For each line in the data below that holds "oder", return a copy.
=== Data for processing ===
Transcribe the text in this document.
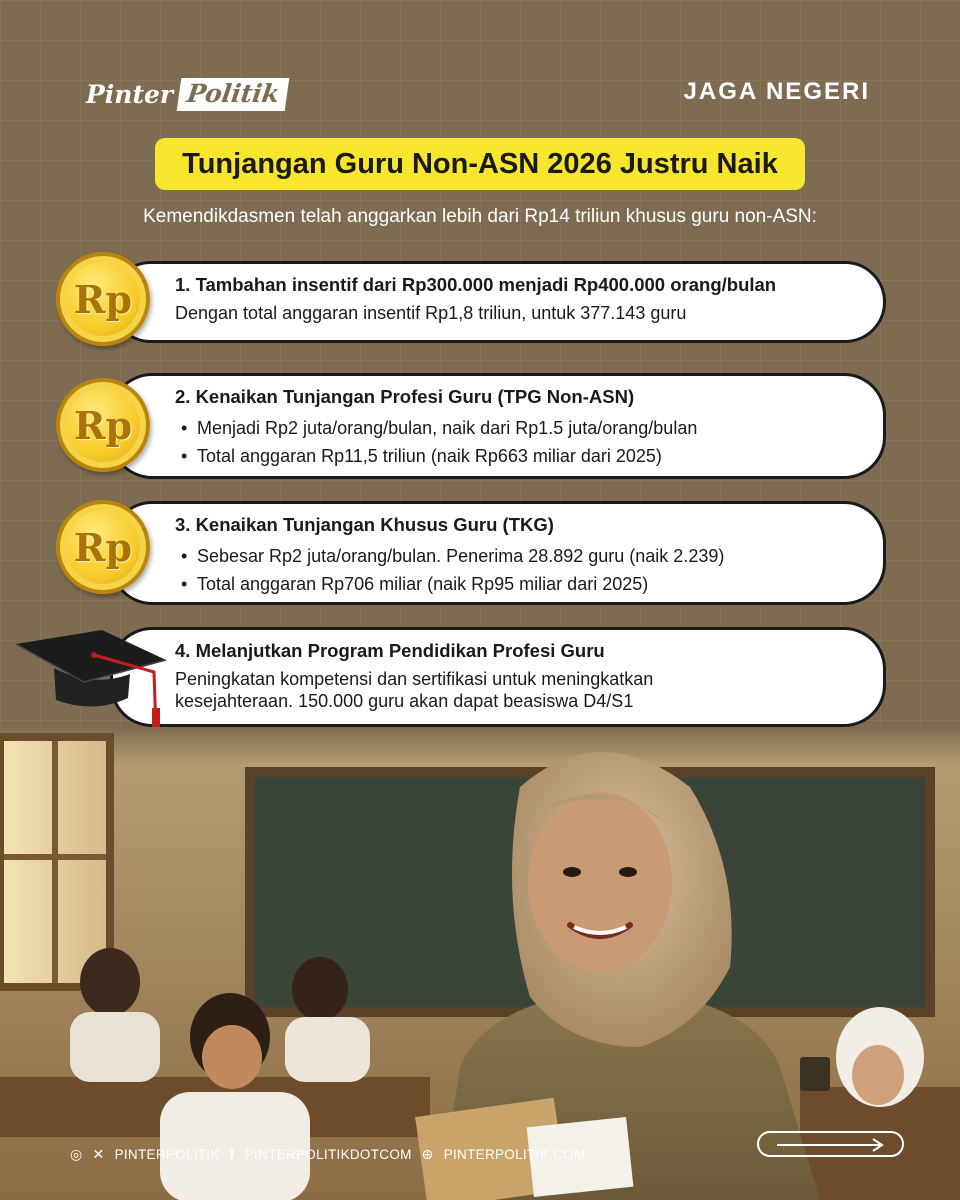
Pinter Politik	JAGA NEGERI
Tunjangan Guru Non-ASN 2026 Justru Naik
Kemendikdasmen telah anggarkan lebih dari Rp14 triliun khusus guru non-ASN:
1. Tambahan insentif dari Rp300.000 menjadi Rp400.000 orang/bulan
Dengan total anggaran insentif Rp1,8 triliun, untuk 377.143 guru
2. Kenaikan Tunjangan Profesi Guru (TPG Non-ASN)
• Menjadi Rp2 juta/orang/bulan, naik dari Rp1.5 juta/orang/bulan
• Total anggaran Rp11,5 triliun (naik Rp663 miliar dari 2025)
3. Kenaikan Tunjangan Khusus Guru (TKG)
• Sebesar Rp2 juta/orang/bulan. Penerima 28.892 guru (naik 2.239)
• Total anggaran Rp706 miliar (naik Rp95 miliar dari 2025)
4. Melanjutkan Program Pendidikan Profesi Guru
Peningkatan kompetensi dan sertifikasi untuk meningkatkan
kesejahteraan. 150.000 guru akan dapat beasiswa D4/S1
Rp
Rp
Rp
◎ ✕ PINTERPOLITIK f PINTERPOLITIKDOTCOM ⊕ PINTERPOLITIK.COM
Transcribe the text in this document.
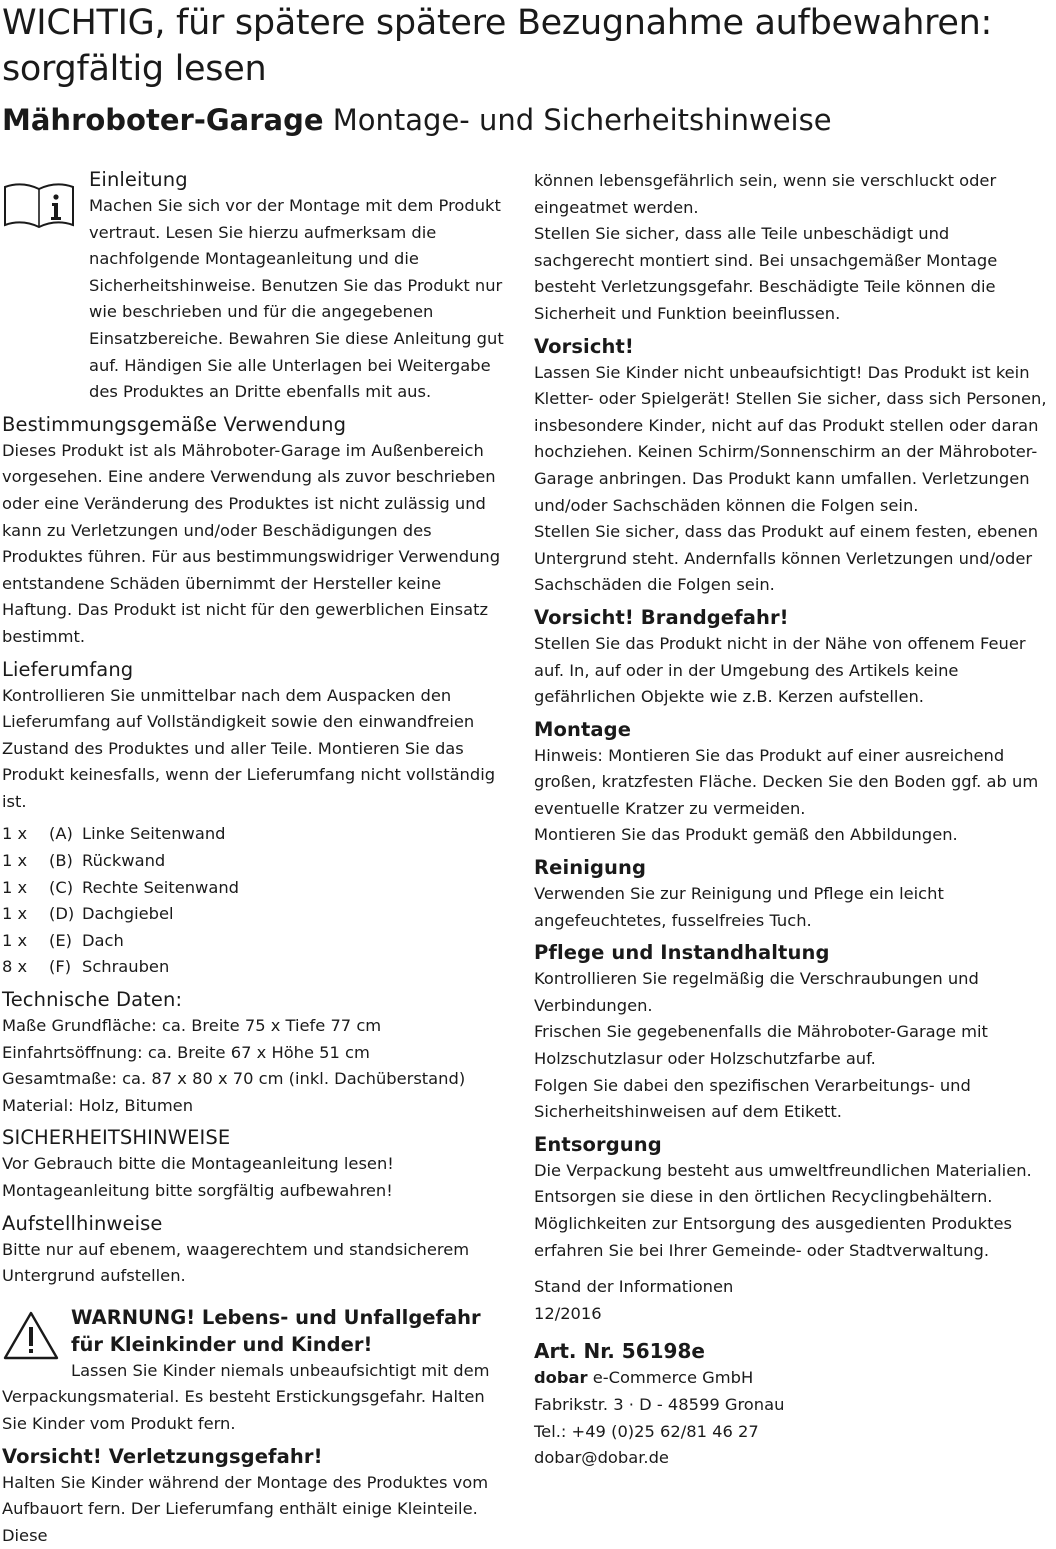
WICHTIG, für spätere spätere Bezugnahme aufbewahren: sorgfältig lesen
Mähroboter-Garage Montage- und Sicherheitshinweise
Einleitung

Machen Sie sich vor der Montage mit dem Produkt vertraut. Lesen Sie hierzu aufmerksam die nachfolgende Montageanleitung und die Sicherheitshinweise. Benutzen Sie das Produkt nur wie beschrieben und für die angegebenen Einsatzbereiche. Bewahren Sie diese Anleitung gut auf. Händigen Sie alle Unterlagen bei Weitergabe des Produktes an Dritte ebenfalls mit aus.

Bestimmungsgemäße Verwendung

Dieses Produkt ist als Mähroboter-Garage im Außenbereich vorgesehen. Eine andere Verwendung als zuvor beschrieben oder eine Veränderung des Produktes ist nicht zulässig und kann zu Verletzungen und/oder Beschädigungen des Produktes führen. Für aus bestimmungswidriger Verwendung entstandene Schäden übernimmt der Hersteller keine Haftung. Das Produkt ist nicht für den gewerblichen Einsatz bestimmt.

Lieferumfang

Kontrollieren Sie unmittelbar nach dem Auspacken den Lieferumfang auf Vollständigkeit sowie den einwandfreien Zustand des Produktes und aller Teile. Montieren Sie das Produkt keinesfalls, wenn der Lieferumfang nicht vollständig ist.

1 x	(A) Linke Seitenwand
1 x	(B) Rückwand
1 x	(C) Rechte Seitenwand
1 x	(D) Dachgiebel
1 x	(E) Dach
8 x	(F) Schrauben
Technische Daten:

Maße Grundfläche: ca. Breite 75 x Tiefe 77 cm

Einfahrtsöffnung: ca. Breite 67 x Höhe 51 cm

Gesamtmaße: ca. 87 x 80 x 70 cm (inkl. Dachüberstand)

Material: Holz, Bitumen

SICHERHEITSHINWEISE

Vor Gebrauch bitte die Montageanleitung lesen!

Montageanleitung bitte sorgfältig aufbewahren!

Aufstellhinweise

Bitte nur auf ebenem, waagerechtem und standsicherem Untergrund aufstellen.

WARNUNG! Lebens- und Unfallgefahr für Kleinkinder und Kinder!

Lassen Sie Kinder niemals unbeaufsichtigt mit dem Verpackungsmaterial. Es besteht Erstickungsgefahr. Halten Sie Kinder vom Produkt fern.

Vorsicht! Verletzungsgefahr!

Halten Sie Kinder während der Montage des Produktes vom Aufbauort fern. Der Lieferumfang enthält einige Kleinteile. Diese

können lebensgefährlich sein, wenn sie verschluckt oder eingeatmet werden.

Stellen Sie sicher, dass alle Teile unbeschädigt und sachgerecht montiert sind. Bei unsachgemäßer Montage besteht Verletzungsgefahr. Beschädigte Teile können die Sicherheit und Funktion beeinflussen.

Vorsicht!

Lassen Sie Kinder nicht unbeaufsichtigt! Das Produkt ist kein Kletter- oder Spielgerät! Stellen Sie sicher, dass sich Personen, insbesondere Kinder, nicht auf das Produkt stellen oder daran hochziehen. Keinen Schirm/Sonnenschirm an der Mähroboter-Garage anbringen. Das Produkt kann umfallen. Verletzungen und/oder Sachschäden können die Folgen sein.

Stellen Sie sicher, dass das Produkt auf einem festen, ebenen Untergrund steht. Andernfalls können Verletzungen und/oder Sachschäden die Folgen sein.

Vorsicht! Brandgefahr!

Stellen Sie das Produkt nicht in der Nähe von offenem Feuer auf. In, auf oder in der Umgebung des Artikels keine gefährlichen Objekte wie z.B. Kerzen aufstellen.

Montage

Hinweis: Montieren Sie das Produkt auf einer ausreichend großen, kratzfesten Fläche. Decken Sie den Boden ggf. ab um eventuelle Kratzer zu vermeiden.

Montieren Sie das Produkt gemäß den Abbildungen.

Reinigung

Verwenden Sie zur Reinigung und Pflege ein leicht angefeuchtetes, fusselfreies Tuch.

Pflege und Instandhaltung

Kontrollieren Sie regelmäßig die Verschraubungen und Verbindungen.

Frischen Sie gegebenenfalls die Mähroboter-Garage mit Holzschutzlasur oder Holzschutzfarbe auf.

Folgen Sie dabei den spezifischen Verarbeitungs- und Sicherheitshinweisen auf dem Etikett.

Entsorgung

Die Verpackung besteht aus umweltfreundlichen Materialien. Entsorgen sie diese in den örtlichen Recyclingbehältern. Möglichkeiten zur Entsorgung des ausgedienten Produktes erfahren Sie bei Ihrer Gemeinde- oder Stadtverwaltung.

Stand der Informationen

12/2016

Art. Nr. 56198e

dobar e-Commerce GmbH

Fabrikstr. 3 · D - 48599 Gronau

Tel.: +49 (0)25 62/81 46 27

dobar@dobar.de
===
_The completed task_
Dieses Produkt ist als Mähroboter-Garage im Außenbereich vorgesehen. Eine andere Verwendung als zuvor beschrieben oder eine Veränderung des Produktes ist nicht zulässig und kann zu Verletzungen und/oder Beschädigungen des Produktes führen. Für aus bestimmungswidriger Verwendung entstandene Schäden übernimmt der Hersteller keine Haftung. Das Produkt ist nicht für den gewerblichen Einsatz bestimmt.
können lebensgefährlich sein, wenn sie verschluckt oder eingeatmet werden.
Lassen Sie Kinder nicht unbeaufsichtigt! Das Produkt ist kein Kletter- oder Spielgerät! Stellen Sie sicher, dass sich Personen, insbesondere Kinder, nicht auf das Produkt stellen oder daran hochziehen. Keinen Schirm/Sonnenschirm an der Mähroboter-Garage anbringen. Das Produkt kann umfallen. Verletzungen und/oder Sachschäden können die Folgen sein.
Stellen Sie sicher, dass das Produkt auf einem festen, ebenen Untergrund steht. Andernfalls können Verletzungen und/oder Sachschäden die Folgen sein.
Stellen Sie das Produkt nicht in der Nähe von offenem Feuer auf. In, auf oder in der Umgebung des Artikels keine gefährlichen Objekte wie z.B. Kerzen aufstellen.
Frischen Sie gegebenenfalls die Mähroboter-Garage mit Holzschutzlasur oder Holzschutzfarbe auf.
Die Verpackung besteht aus umweltfreundlichen Materialien. Entsorgen sie diese in den örtlichen Recyclingbehältern. Möglichkeiten zur Entsorgung des ausgedienten Produktes erfahren Sie bei Ihrer Gemeinde- oder Stadtverwaltung.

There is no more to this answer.